-------- Exercise input --------

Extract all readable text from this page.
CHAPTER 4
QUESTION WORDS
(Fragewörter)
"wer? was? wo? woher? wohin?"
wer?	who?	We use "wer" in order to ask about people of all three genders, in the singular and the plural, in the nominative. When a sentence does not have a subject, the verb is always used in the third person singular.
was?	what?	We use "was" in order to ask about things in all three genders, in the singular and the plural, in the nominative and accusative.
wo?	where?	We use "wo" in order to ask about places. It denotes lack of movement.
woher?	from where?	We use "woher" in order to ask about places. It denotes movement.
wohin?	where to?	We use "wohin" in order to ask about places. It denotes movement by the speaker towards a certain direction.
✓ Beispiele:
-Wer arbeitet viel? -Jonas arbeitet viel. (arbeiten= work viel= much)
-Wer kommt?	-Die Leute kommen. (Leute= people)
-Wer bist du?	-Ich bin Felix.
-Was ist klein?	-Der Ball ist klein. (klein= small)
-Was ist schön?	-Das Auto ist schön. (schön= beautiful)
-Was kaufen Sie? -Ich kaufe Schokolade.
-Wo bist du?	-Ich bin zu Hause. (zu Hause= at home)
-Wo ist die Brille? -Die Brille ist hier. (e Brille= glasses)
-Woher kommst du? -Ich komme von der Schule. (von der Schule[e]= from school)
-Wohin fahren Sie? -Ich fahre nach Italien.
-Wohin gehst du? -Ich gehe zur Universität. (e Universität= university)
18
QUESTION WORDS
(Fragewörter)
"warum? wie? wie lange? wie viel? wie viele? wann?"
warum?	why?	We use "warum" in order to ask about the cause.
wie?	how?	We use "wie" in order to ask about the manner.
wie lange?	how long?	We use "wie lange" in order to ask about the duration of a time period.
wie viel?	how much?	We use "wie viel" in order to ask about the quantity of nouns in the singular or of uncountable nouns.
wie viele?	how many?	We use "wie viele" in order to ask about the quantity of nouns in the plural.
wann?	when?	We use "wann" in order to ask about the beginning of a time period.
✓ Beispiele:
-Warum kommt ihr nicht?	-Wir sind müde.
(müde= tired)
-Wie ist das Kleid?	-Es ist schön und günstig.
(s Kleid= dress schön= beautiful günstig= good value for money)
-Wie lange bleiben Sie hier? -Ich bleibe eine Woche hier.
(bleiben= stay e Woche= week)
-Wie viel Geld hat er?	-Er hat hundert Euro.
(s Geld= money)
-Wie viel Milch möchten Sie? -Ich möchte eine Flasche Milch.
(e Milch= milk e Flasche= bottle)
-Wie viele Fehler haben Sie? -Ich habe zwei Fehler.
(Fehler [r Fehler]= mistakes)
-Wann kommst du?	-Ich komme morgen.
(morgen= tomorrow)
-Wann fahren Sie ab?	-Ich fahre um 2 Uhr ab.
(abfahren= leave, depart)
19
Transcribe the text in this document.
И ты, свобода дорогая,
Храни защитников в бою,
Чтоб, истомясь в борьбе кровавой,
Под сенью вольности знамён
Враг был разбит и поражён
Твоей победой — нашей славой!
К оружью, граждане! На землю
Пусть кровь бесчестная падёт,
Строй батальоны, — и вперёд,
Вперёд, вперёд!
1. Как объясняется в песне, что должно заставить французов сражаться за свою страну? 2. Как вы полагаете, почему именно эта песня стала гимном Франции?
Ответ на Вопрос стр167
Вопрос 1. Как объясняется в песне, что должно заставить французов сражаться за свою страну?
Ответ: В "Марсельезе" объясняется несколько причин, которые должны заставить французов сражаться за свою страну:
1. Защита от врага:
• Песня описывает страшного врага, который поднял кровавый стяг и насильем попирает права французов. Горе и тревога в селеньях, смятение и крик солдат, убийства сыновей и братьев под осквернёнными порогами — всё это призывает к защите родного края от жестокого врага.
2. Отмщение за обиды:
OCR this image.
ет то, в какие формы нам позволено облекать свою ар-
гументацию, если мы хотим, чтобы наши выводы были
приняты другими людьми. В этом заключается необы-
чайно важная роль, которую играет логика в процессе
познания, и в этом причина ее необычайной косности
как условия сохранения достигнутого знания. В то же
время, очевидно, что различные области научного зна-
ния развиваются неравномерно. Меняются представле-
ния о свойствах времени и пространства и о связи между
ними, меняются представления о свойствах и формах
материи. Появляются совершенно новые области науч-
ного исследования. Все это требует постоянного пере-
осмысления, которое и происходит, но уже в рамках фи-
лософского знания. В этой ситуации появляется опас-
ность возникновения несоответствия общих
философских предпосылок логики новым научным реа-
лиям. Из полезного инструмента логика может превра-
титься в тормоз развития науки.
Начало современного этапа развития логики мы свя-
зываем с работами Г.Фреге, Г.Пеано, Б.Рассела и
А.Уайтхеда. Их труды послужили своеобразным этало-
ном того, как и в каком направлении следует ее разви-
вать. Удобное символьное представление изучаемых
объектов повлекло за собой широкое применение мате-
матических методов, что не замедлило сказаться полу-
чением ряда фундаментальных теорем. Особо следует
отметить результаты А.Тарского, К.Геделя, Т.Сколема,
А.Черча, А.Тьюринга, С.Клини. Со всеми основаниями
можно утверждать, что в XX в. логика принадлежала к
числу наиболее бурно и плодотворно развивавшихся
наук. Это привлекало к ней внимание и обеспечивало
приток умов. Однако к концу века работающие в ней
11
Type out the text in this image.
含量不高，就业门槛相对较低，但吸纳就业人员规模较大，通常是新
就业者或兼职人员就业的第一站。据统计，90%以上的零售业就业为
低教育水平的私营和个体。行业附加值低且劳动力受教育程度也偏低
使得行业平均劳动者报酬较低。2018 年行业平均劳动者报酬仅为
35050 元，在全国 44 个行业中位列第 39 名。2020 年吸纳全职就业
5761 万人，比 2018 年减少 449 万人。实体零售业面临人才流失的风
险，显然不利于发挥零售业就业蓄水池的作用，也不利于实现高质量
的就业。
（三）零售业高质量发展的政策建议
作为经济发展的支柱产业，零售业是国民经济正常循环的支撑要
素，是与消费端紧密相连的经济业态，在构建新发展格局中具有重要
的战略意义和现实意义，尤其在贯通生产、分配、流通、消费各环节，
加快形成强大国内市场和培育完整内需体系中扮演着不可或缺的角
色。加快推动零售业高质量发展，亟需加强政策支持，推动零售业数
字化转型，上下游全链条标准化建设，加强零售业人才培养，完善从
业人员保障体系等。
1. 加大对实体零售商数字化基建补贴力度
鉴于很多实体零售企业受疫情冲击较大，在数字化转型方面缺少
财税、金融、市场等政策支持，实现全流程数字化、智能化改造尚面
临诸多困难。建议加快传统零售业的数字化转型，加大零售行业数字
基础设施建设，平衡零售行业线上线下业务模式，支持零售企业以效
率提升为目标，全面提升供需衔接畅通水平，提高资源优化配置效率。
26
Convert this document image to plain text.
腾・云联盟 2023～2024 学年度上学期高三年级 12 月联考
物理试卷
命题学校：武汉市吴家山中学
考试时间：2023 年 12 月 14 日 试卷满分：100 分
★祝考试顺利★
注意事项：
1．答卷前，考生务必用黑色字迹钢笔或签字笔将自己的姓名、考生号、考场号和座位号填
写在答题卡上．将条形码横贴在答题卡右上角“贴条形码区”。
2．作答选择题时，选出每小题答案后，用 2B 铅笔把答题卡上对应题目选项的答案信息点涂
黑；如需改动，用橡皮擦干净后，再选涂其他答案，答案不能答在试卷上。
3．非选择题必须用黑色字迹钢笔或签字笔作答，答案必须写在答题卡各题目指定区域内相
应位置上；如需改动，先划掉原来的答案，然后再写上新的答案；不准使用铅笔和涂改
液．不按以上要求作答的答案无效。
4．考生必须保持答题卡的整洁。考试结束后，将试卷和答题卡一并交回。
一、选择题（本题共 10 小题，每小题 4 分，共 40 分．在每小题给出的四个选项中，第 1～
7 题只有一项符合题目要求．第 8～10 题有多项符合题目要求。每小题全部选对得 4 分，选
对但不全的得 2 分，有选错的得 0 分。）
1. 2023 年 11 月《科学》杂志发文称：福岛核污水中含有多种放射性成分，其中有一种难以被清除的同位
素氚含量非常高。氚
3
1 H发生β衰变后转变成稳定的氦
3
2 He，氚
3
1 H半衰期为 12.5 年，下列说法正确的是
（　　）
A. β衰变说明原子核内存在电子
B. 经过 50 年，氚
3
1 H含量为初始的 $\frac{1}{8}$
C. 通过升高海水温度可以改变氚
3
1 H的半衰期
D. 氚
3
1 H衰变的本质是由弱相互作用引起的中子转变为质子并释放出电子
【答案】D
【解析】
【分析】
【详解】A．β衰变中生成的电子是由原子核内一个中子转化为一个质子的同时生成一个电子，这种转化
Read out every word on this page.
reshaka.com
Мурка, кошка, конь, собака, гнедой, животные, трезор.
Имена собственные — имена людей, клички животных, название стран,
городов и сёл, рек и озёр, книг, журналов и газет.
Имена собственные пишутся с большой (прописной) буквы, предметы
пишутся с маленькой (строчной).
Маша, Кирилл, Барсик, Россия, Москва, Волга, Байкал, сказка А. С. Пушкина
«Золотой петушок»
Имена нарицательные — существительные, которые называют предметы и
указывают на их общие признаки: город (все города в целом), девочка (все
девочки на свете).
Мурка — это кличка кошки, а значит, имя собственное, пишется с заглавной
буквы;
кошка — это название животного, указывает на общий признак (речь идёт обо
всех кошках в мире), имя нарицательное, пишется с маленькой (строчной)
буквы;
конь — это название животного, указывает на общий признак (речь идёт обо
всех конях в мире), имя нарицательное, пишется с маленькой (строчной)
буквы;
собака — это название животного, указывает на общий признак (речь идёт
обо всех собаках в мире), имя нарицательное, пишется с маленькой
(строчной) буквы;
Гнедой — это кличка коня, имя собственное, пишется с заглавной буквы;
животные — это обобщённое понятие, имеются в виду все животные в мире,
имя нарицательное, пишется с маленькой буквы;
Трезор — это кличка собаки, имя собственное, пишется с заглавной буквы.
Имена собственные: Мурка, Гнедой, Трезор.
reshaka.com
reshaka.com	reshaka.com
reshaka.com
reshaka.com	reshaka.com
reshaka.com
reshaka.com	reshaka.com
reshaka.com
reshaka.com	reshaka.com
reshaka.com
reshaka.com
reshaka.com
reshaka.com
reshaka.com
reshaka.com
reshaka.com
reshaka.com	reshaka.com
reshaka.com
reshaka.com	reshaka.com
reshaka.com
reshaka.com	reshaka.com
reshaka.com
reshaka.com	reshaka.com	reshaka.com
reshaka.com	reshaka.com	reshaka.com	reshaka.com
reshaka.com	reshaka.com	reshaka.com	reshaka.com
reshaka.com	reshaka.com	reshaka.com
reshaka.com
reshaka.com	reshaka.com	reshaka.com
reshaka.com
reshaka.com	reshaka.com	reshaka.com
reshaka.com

--------

To be done
Look for the word "Fehler" in every line of the listing and copy the lines that have it.

Answer to the task
-Wie viele Fehler haben Sie? -Ich habe zwei Fehler.
(Fehler [r Fehler]= mistakes)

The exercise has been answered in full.